PROBLEM STATEMENT => Reproduce the listing below in full and without alteration, apart from its pictures.

[Collected data entries]

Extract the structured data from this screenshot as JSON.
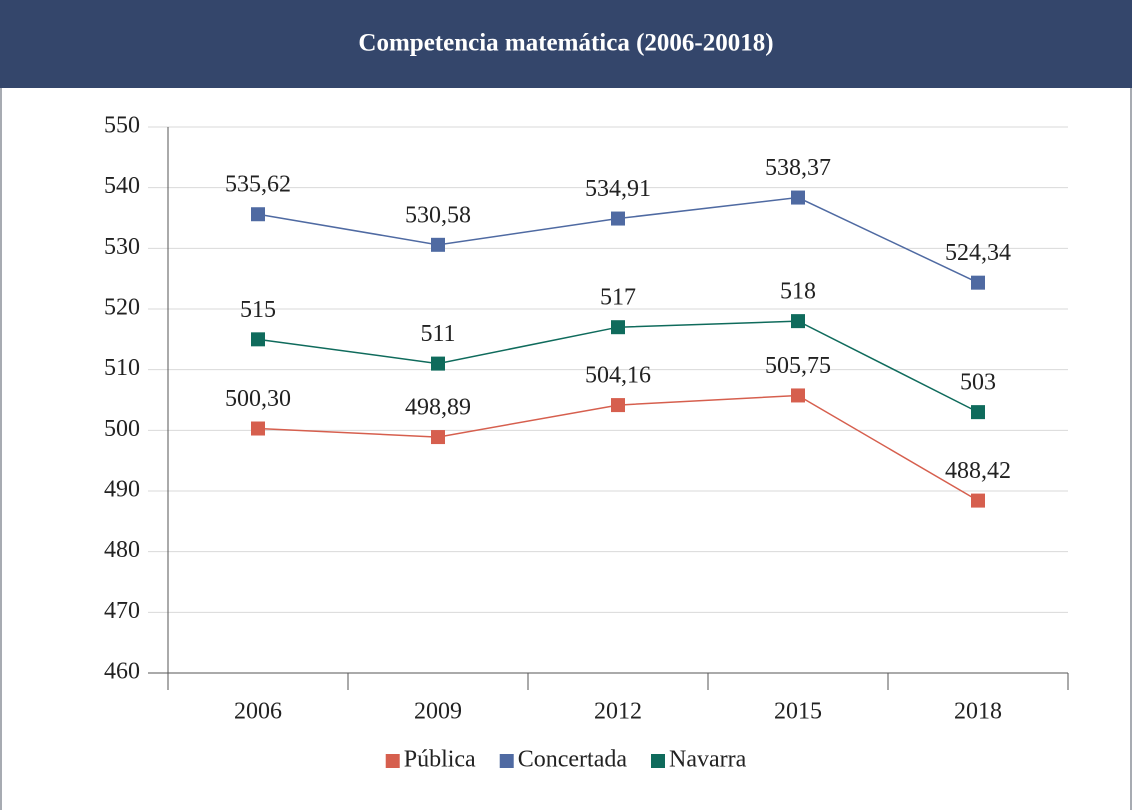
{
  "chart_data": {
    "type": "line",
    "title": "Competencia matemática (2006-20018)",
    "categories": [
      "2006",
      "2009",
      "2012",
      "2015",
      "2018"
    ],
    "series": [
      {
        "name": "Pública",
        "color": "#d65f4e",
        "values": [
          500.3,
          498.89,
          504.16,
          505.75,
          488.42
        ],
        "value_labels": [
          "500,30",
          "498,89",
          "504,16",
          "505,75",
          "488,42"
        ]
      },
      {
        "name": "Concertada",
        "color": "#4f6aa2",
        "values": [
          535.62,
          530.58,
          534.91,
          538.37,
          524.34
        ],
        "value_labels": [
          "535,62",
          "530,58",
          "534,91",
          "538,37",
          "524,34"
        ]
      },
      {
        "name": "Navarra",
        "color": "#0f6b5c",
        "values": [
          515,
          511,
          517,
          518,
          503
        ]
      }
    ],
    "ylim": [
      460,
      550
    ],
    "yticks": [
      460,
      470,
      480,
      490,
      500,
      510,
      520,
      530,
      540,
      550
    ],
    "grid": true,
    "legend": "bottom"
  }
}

EXERCISE OUTPUT =>
Extract the structured data from this screenshot as JSON.
{
  "chart_data": {
    "type": "line",
    "title": "Competencia matemática (2006-20018)",
    "categories": [
      "2006",
      "2009",
      "2012",
      "2015",
      "2018"
    ],
    "series": [
      {
        "name": "Pública",
        "color": "#d65f4e",
        "values": [
          500.3,
          498.89,
          504.16,
          505.75,
          488.42
        ],
        "value_labels": [
          "500,30",
          "498,89",
          "504,16",
          "505,75",
          "488,42"
        ]
      },
      {
        "name": "Concertada",
        "color": "#4f6aa2",
        "values": [
          535.62,
          530.58,
          534.91,
          538.37,
          524.34
        ],
        "value_labels": [
          "535,62",
          "530,58",
          "534,91",
          "538,37",
          "524,34"
        ]
      },
      {
        "name": "Navarra",
        "color": "#0f6b5c",
        "values": [
          515,
          511,
          517,
          518,
          503
        ]
      }
    ],
    "ylim": [
      460,
      550
    ],
    "yticks": [
      460,
      470,
      480,
      490,
      500,
      510,
      520,
      530,
      540,
      550
    ],
    "grid": true,
    "legend": "bottom"
  }
}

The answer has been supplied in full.